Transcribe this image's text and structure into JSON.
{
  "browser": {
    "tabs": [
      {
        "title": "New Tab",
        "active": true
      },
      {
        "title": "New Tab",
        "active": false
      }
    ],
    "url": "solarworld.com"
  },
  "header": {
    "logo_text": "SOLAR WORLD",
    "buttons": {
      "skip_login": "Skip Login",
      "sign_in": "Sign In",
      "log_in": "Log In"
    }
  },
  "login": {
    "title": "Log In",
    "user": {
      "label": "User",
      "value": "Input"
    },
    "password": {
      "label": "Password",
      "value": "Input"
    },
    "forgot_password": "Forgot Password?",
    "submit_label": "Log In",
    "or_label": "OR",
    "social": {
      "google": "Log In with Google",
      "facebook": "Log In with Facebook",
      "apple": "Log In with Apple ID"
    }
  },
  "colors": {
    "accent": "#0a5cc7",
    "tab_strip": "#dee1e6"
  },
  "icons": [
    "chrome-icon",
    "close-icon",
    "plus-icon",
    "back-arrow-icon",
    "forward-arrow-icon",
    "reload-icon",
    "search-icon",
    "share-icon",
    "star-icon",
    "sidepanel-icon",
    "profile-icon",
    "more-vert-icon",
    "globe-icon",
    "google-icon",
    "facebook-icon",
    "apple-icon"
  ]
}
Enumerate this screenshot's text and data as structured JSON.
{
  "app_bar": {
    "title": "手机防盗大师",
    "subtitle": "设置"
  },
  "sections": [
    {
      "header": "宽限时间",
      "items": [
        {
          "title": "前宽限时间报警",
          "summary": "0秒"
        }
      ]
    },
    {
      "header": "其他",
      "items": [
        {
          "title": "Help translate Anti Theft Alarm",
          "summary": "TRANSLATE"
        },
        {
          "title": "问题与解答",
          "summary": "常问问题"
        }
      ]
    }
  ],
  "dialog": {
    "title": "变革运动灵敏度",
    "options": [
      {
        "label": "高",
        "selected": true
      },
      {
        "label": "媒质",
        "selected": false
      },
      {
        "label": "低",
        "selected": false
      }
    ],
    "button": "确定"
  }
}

++++++

AIM OF THE EXERCISE:
State the number of lines in the preceding entries that include the word "apple". Provide nothing else.

ANSWER TO THE PROBLEM:
2